> **OBJECTIVE**
Count every line that has "page" in it and give the total, nothing more.
-- BEGIN DATASET RECORDS --
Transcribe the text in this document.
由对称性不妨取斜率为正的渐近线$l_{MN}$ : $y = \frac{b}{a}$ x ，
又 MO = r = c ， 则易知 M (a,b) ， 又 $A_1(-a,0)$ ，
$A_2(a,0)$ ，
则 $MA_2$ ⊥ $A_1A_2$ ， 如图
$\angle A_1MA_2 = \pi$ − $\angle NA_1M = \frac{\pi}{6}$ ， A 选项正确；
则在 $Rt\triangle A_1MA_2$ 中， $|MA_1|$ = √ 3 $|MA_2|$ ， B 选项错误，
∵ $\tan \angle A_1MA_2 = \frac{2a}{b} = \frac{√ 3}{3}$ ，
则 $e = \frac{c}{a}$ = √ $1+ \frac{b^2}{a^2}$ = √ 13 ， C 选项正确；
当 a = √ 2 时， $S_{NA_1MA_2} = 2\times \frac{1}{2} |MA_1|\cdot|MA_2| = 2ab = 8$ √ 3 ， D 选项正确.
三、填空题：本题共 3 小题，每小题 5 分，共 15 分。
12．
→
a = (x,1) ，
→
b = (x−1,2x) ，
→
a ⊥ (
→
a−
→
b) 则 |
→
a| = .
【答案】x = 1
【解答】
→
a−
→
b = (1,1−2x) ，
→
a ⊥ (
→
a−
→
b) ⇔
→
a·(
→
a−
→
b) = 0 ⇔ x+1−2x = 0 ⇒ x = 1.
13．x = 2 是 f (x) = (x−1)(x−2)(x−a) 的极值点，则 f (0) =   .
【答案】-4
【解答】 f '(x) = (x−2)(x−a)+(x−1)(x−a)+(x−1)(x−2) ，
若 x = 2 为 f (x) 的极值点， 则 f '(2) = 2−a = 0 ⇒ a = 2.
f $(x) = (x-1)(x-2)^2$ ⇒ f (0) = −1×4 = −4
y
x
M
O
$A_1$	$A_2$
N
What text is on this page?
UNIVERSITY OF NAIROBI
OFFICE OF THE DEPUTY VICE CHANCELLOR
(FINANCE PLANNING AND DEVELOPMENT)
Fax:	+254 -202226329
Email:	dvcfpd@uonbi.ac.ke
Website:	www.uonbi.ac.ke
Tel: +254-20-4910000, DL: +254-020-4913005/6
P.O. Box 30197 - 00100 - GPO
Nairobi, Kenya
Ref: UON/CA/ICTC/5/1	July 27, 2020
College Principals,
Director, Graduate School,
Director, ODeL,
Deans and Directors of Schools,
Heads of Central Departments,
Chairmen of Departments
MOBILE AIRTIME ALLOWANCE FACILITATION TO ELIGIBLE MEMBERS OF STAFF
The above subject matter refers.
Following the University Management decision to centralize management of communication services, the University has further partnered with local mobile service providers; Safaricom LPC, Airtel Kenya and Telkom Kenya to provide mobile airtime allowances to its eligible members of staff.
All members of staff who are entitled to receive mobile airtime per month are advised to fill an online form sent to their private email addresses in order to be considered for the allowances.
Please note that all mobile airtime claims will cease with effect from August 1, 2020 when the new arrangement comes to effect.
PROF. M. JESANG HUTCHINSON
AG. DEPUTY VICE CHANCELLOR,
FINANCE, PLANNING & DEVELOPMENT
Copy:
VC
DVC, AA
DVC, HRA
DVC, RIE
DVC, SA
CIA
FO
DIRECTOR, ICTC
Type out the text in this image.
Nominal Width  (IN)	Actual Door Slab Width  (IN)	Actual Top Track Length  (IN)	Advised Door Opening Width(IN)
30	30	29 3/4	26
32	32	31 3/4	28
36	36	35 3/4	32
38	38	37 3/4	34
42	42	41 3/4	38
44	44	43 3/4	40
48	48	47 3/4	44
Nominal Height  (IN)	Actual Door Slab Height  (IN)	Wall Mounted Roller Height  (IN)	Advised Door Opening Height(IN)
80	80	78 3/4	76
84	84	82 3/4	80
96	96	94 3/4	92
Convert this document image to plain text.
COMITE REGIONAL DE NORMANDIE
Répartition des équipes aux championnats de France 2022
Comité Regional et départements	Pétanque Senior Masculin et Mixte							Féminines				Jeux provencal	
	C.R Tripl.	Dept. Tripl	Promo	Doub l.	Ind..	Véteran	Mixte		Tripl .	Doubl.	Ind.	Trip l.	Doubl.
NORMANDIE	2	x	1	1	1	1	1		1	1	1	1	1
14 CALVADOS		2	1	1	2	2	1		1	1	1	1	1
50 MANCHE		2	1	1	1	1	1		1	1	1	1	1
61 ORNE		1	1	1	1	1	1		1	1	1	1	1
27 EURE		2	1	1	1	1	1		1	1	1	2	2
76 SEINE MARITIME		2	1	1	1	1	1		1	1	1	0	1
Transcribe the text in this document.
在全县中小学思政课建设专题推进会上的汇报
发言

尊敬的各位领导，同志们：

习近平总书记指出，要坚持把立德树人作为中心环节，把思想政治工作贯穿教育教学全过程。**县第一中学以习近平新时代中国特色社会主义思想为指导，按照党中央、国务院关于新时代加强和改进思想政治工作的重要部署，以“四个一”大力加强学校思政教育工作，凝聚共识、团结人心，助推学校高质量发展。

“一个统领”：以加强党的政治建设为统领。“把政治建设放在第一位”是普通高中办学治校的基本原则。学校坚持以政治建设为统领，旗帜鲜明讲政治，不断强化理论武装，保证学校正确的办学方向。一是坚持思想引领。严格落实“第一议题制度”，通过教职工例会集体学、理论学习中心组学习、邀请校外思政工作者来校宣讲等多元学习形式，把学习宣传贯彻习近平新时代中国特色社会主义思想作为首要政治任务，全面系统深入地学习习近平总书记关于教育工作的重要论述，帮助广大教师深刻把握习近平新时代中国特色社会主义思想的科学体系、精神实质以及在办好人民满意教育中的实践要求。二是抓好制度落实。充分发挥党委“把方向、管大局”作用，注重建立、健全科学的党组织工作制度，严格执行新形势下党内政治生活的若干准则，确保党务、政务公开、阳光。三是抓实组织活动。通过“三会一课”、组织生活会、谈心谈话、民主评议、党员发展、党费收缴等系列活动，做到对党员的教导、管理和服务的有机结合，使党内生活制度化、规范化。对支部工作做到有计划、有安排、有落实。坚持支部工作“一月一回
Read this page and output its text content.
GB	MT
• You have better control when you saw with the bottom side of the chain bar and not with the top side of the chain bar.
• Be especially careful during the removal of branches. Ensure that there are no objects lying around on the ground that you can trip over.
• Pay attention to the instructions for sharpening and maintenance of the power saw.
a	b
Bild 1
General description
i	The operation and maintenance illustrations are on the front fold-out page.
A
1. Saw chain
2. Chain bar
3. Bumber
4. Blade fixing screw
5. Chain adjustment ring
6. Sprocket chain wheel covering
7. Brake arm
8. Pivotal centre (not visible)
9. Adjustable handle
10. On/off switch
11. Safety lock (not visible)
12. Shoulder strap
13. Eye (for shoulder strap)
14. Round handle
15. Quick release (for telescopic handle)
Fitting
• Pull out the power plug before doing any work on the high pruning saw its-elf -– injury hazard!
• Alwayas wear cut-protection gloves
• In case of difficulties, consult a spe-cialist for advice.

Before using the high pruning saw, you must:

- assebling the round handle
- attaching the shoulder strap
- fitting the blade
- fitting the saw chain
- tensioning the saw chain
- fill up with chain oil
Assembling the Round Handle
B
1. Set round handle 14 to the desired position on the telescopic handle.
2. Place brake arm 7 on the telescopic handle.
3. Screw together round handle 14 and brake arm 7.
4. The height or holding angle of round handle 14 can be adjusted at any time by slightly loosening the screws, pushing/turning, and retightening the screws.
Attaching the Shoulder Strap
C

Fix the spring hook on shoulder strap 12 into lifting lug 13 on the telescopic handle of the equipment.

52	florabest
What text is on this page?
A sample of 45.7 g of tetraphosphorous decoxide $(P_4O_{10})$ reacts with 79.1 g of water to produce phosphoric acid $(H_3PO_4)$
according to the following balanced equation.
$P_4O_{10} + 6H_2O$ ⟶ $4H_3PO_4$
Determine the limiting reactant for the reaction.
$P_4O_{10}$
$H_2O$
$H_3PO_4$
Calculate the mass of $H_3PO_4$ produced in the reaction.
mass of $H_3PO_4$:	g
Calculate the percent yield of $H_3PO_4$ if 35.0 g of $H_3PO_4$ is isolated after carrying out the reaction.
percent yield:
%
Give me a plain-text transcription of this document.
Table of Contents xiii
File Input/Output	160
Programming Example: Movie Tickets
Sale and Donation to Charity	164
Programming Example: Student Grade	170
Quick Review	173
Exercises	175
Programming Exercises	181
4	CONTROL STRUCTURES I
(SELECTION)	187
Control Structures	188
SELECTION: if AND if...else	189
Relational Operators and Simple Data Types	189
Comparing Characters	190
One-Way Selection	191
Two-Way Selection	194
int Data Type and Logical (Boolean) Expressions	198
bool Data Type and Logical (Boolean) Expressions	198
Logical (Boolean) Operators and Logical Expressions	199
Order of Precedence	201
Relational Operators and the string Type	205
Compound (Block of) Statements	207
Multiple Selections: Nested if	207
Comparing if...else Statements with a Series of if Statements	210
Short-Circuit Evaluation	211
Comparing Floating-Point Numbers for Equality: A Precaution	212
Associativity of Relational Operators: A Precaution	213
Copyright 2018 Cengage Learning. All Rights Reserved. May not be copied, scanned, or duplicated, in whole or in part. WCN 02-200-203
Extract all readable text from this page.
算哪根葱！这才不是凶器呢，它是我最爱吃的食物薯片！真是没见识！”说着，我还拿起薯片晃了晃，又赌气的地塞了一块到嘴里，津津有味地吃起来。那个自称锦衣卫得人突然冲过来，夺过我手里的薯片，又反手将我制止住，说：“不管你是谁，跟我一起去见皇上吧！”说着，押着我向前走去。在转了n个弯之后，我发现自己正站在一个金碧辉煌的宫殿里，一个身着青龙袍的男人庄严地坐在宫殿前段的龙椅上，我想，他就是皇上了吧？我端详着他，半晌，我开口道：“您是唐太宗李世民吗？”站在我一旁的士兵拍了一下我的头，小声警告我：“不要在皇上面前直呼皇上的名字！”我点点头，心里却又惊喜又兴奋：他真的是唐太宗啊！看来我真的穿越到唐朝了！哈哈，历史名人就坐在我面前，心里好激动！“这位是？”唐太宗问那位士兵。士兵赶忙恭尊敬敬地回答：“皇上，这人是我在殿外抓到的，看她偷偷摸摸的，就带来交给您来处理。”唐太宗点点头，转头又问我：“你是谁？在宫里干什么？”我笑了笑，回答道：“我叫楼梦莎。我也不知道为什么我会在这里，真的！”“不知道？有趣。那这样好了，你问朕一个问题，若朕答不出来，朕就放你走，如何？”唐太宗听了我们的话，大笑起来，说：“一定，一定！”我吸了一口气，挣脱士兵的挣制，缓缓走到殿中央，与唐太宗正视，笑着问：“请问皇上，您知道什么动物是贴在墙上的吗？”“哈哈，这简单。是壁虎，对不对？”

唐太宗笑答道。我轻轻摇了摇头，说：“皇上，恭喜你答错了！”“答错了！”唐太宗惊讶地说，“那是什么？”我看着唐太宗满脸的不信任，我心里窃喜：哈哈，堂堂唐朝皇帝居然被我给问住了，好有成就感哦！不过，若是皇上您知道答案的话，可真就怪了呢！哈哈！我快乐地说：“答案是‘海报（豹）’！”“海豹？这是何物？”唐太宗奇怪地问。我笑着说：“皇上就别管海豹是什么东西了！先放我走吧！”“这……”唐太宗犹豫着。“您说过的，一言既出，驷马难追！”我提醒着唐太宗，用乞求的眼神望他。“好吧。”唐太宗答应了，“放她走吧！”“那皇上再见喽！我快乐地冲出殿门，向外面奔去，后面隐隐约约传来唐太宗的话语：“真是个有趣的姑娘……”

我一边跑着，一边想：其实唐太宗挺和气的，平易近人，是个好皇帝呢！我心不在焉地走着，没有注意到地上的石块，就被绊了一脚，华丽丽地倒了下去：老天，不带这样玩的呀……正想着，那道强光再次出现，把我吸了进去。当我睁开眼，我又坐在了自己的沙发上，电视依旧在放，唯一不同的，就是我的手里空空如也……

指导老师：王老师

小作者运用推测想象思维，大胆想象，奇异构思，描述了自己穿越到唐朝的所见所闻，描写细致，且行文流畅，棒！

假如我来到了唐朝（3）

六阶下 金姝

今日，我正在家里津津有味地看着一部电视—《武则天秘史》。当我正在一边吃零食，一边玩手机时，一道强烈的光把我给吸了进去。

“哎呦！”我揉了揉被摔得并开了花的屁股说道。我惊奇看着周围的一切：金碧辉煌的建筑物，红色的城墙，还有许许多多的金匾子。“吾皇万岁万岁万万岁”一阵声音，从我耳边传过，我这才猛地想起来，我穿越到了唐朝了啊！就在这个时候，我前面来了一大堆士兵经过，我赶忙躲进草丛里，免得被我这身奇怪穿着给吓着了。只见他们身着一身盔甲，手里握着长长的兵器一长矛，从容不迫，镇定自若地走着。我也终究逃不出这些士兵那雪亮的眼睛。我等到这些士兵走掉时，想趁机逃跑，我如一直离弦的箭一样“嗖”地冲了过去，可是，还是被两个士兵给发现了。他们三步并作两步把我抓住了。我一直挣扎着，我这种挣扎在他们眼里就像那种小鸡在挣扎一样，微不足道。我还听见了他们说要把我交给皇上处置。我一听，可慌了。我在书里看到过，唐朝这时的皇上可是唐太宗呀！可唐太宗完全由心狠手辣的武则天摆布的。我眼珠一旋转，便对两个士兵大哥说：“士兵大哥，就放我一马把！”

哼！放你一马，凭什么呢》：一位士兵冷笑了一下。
-- END DATASET RECORDS --
> **CORRECT OUTPUT**
5